INSTRUCTIONS FOR THE TASK
Set down every entry again word for word, please, but skip the pictures.

--- Start INPUT RECORDS ---

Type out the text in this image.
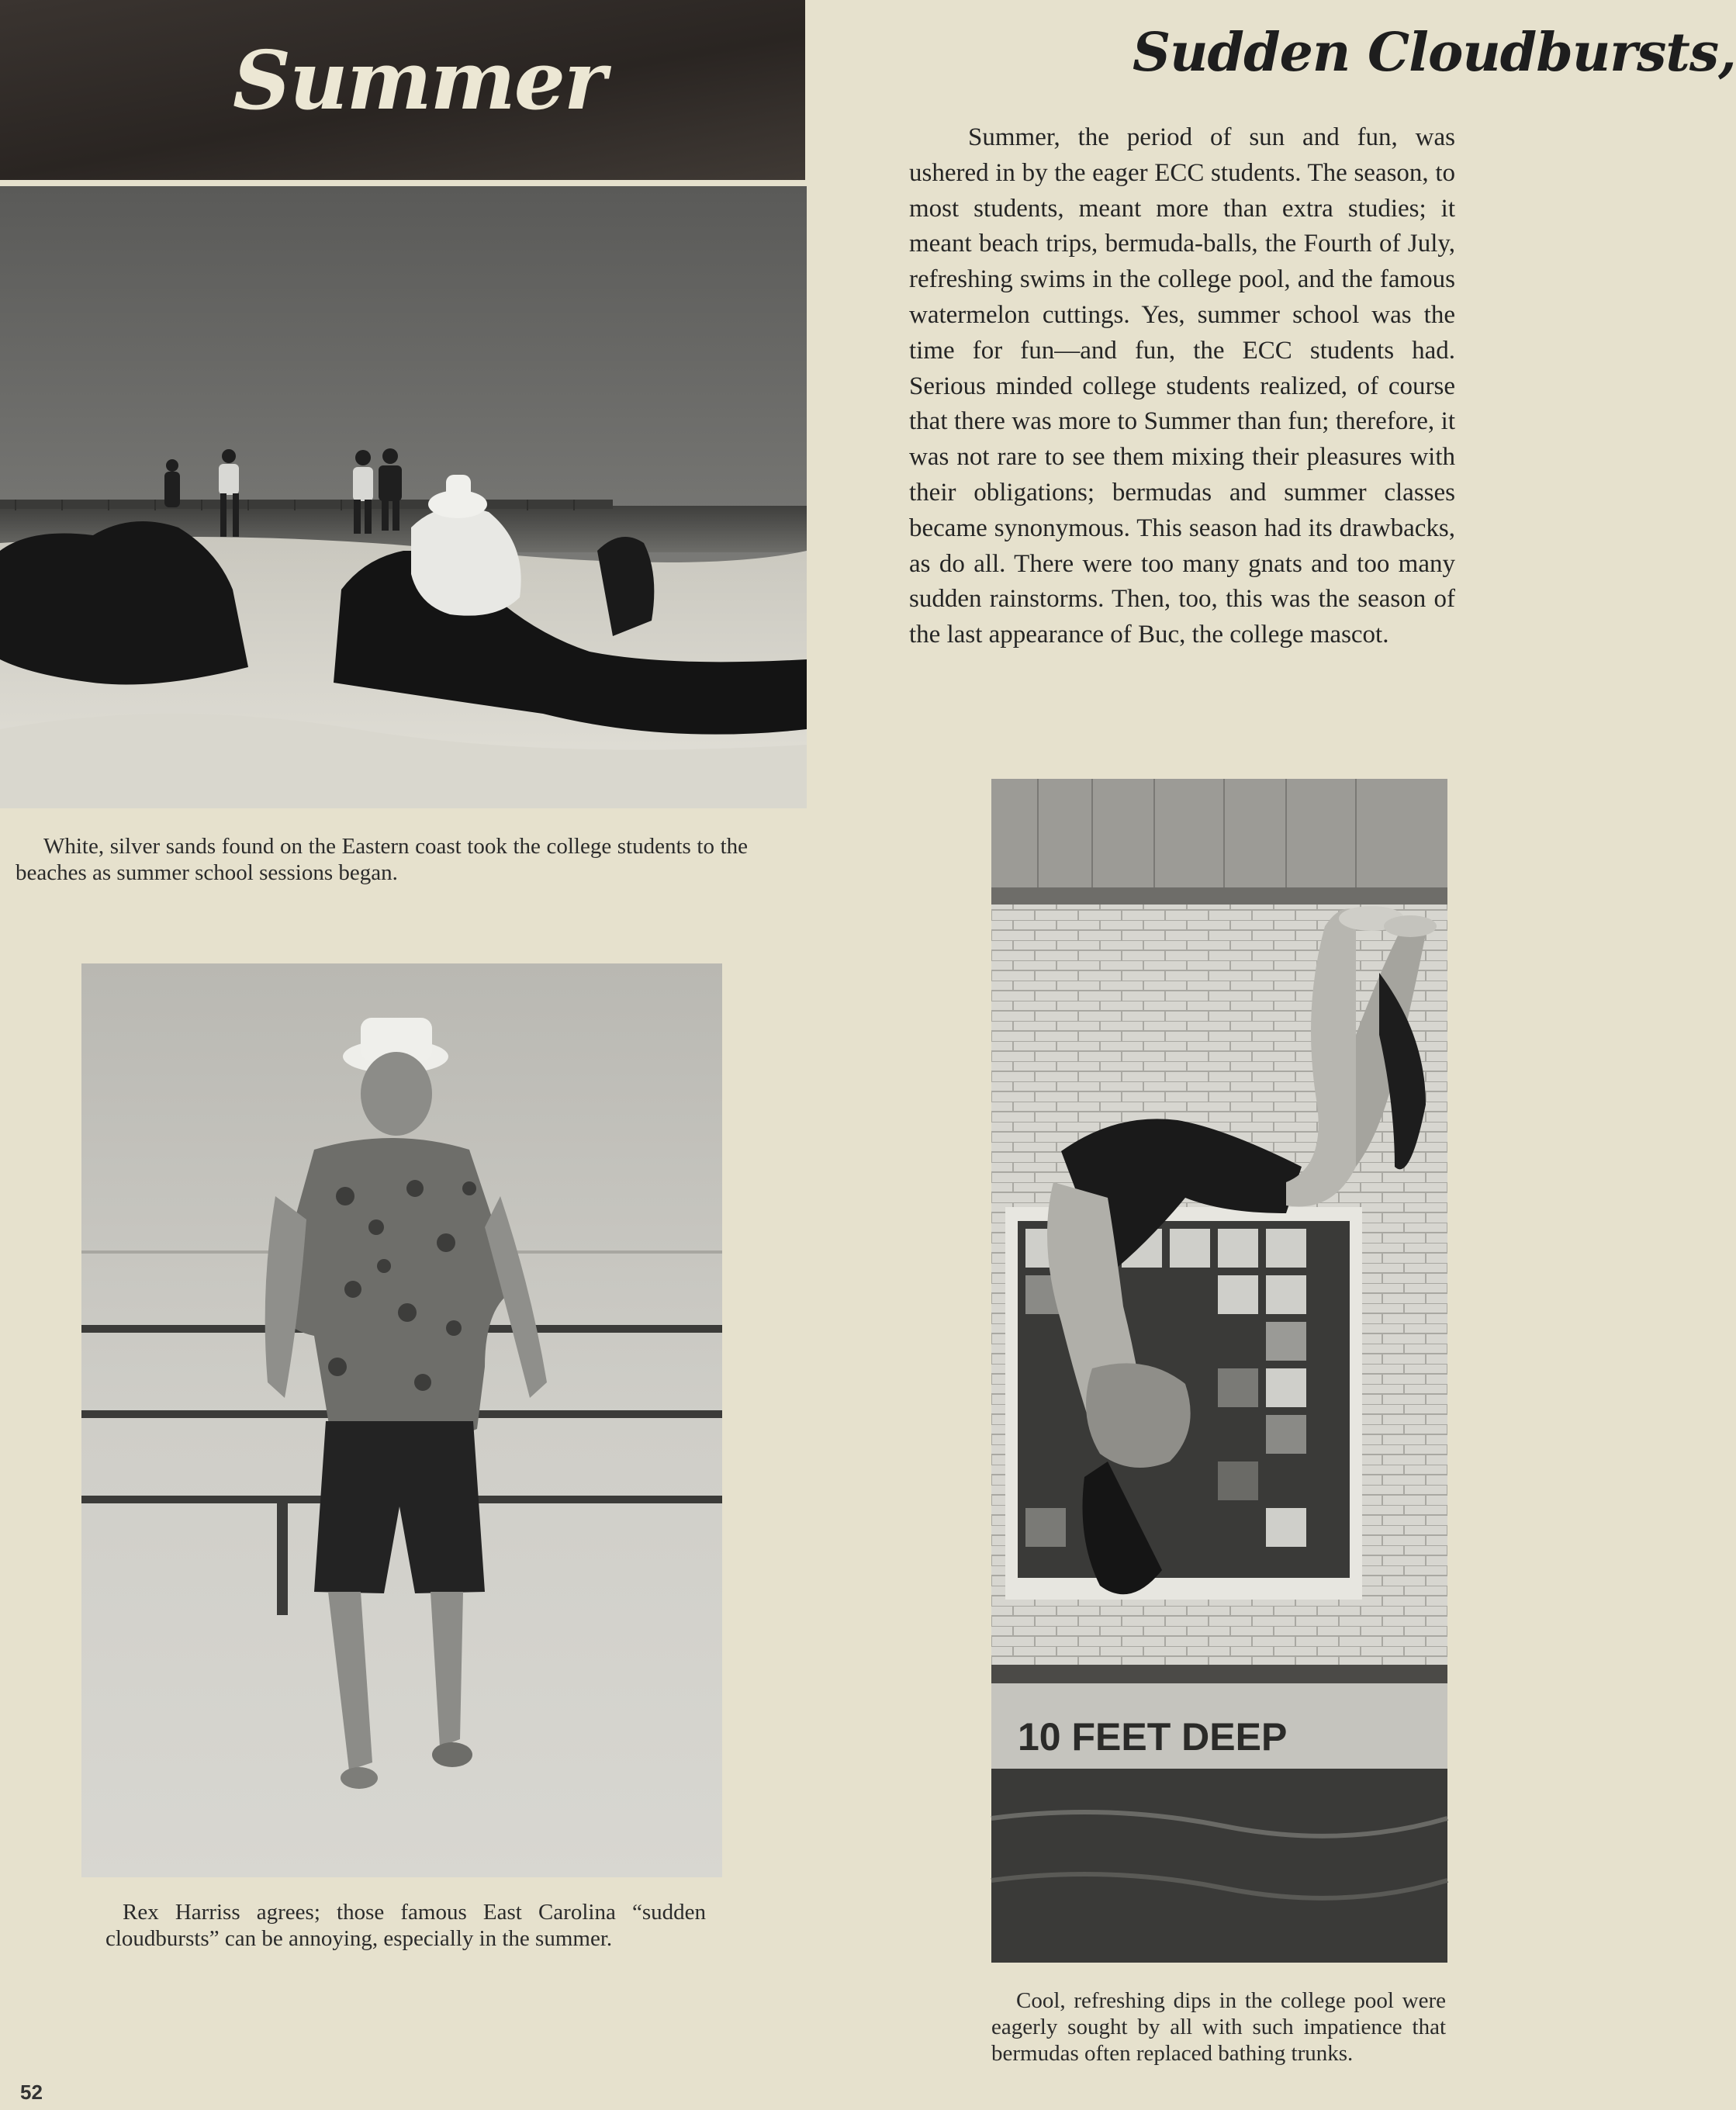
Summer	Sudden Cloudbursts,

Summer, the period of sun and fun, was ushered in by the eager ECC students. The season, to most students, meant more than extra studies; it meant beach trips, bermuda-balls, the Fourth of July, refreshing swims in the college pool, and the famous watermelon cuttings. Yes, summer school was the time for fun—and fun, the ECC students had. Serious minded college students realized, of course that there was more to Summer than fun; therefore, it was not rare to see them mixing their pleasures with their obligations; bermudas and summer classes became synonymous. This season had its drawbacks, as do all. There were too many gnats and too many sudden rainstorms. Then, too, this was the season of the last appearance of Buc, the college mascot.

White, silver sands found on the Eastern coast took the college students to the beaches as summer school sessions began.

Rex Harriss agrees; those famous East Carolina “sudden cloudbursts” can be annoying, especially in the summer.

10 FEET DEEP

Cool, refreshing dips in the college pool were eagerly sought by all with such impatience that bermudas often replaced bathing trunks.

52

--- End INPUT RECORDS ---

RESPONSE TO THE TASK
Type out the text in this image.
Summer	Sudden Cloudbursts,

Summer, the period of sun and fun, was ushered in by the eager ECC students. The season, to most students, meant more than extra studies; it meant beach trips, bermuda-balls, the Fourth of July, refreshing swims in the college pool, and the famous watermelon cuttings. Yes, summer school was the time for fun—and fun, the ECC students had. Serious minded college students realized, of course that there was more to Summer than fun; therefore, it was not rare to see them mixing their pleasures with their obligations; bermudas and summer classes became synonymous. This season had its drawbacks, as do all. There were too many gnats and too many sudden rainstorms. Then, too, this was the season of the last appearance of Buc, the college mascot.

White, silver sands found on the Eastern coast took the college students to the beaches as summer school sessions began.

Rex Harriss agrees; those famous East Carolina “sudden cloudbursts” can be annoying, especially in the summer.

10 FEET DEEP

Cool, refreshing dips in the college pool were eagerly sought by all with such impatience that bermudas often replaced bathing trunks.

52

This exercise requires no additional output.